##### TEXTO PRESENTADO

1. El bombo
El 6 de marzo, las librerías del país se empapelaron de verde. A sus vitrinas llegaron las miles de ceibas que salen en la portada de En agosto nos vemos, la novela póstuma de Gabriel García Márquez, y en pocas horas, según notas de prensa, se desató una especie de modesto frenesí: cientos de personas acudieron a las cajas registradoras para hacerse con un ejemplar. Algunos lectores ya lo habían comprado en preventa, y solo pasaron a recogerlo; otros, y aquí me incluyo, fueron dispuestos a desembolsar los 65.000 pesos que decidió cobrar la editorial. En mi caso, las empleadas de la Librería Nacional del aeropuerto de Cali me entregaron el libro con una chocolatina y en una bolsa diseñada para la ocasión, donde leí con asombro la frase de promoción de la obra: «El acontecimiento literario de la década».
La máquina mediática de En agosto nos vemos empezó a carburar el año pasado, en la Feria del Libro de Frankfurt. Allí, Nuria Caubtí, la CEO de Penguin Random House, confirmó la novedad, reveló la portada, agradeció la labor de la agencia literaria Balcells, les hizo una venia a los hijos de García Márquez, brindó con los editores internacionales y fijó la fecha del lanzamiento para el día en que el premio Nobel hubiera cumplido noventa y siete años: el 6 de marzo de 2024. Desde entonces, la editorial ha ejecutado el plan del libro con precisión milimétrica: a lo largo y ancho del mundo hispanohablante desplegó la módica suma de doscientos cincuenta mil ejemplares y en Bogotá anunció su llegada alumbrando el gran estandarte publicitario de la ciudad, la Torre Colpatria. ¿Se había visto, en el país y en la región, una estrategia de difusión tan ambiciosa para una novela póstuma de un escritor latinoamericano?

##########
##### EXTRACTO DE DATOS

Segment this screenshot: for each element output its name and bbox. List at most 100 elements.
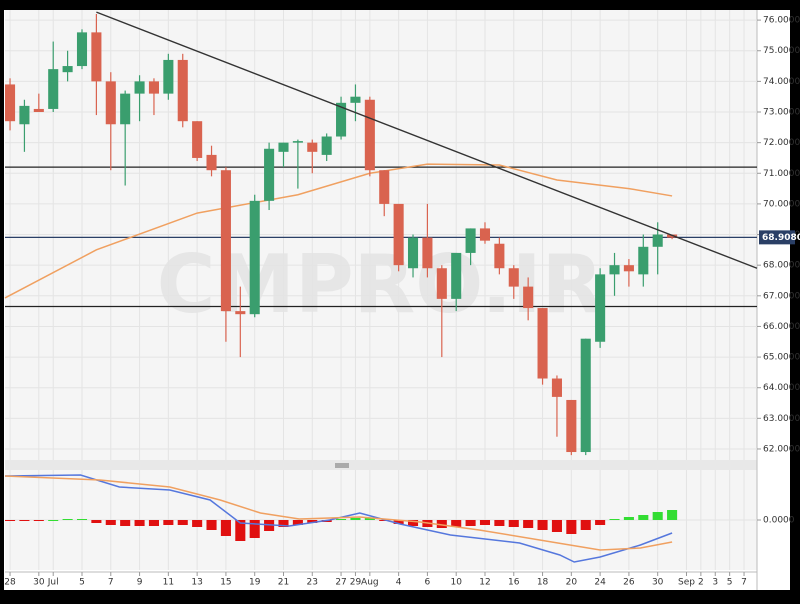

##########

=== TAREAS PROPUESTAS ===
- 1) Según el texto presentado, ¿qué acciones realizó Nuria Caubtí en la Feria del Libro de Frankfurt? Enumérelas todas.
- 2) Indique si cada afirmación concuerda con el texto presentado y respalde su respuesta con una cita literal de este:
(a) La editorial distribuyó doscientos cincuenta mil ejemplares en el mundo hispanohablante.
(b) La fecha del lanzamiento coincidió con el día en que García Márquez habría cumplido noventa años.
(c) En Bogotá se anunció la llegada del libro iluminando la Torre Colpatria.

=== RESPUESTAS POR TAREA ===
- 1)
1. Confirmó la novedad.
2. Reveló la portada.
3. Agradeció la labor de la agencia literaria Balcells.
4. Les hizo una venia a los hijos de García Márquez.
5. Brindó con los editores internacionales.
6. Fijó la fecha del lanzamiento para el 6 de marzo de 2024.

- 2)
(a) Sí: «a lo largo y ancho del mundo hispanohablante desplegó la módica suma de doscientos cincuenta mil ejemplares».
(b) No: «el día en que el premio Nobel hubiera cumplido noventa y siete años».
(c) Sí: «en Bogotá anunció su llegada alumbrando el gran estandarte publicitario de la ciudad, la Torre Colpatria».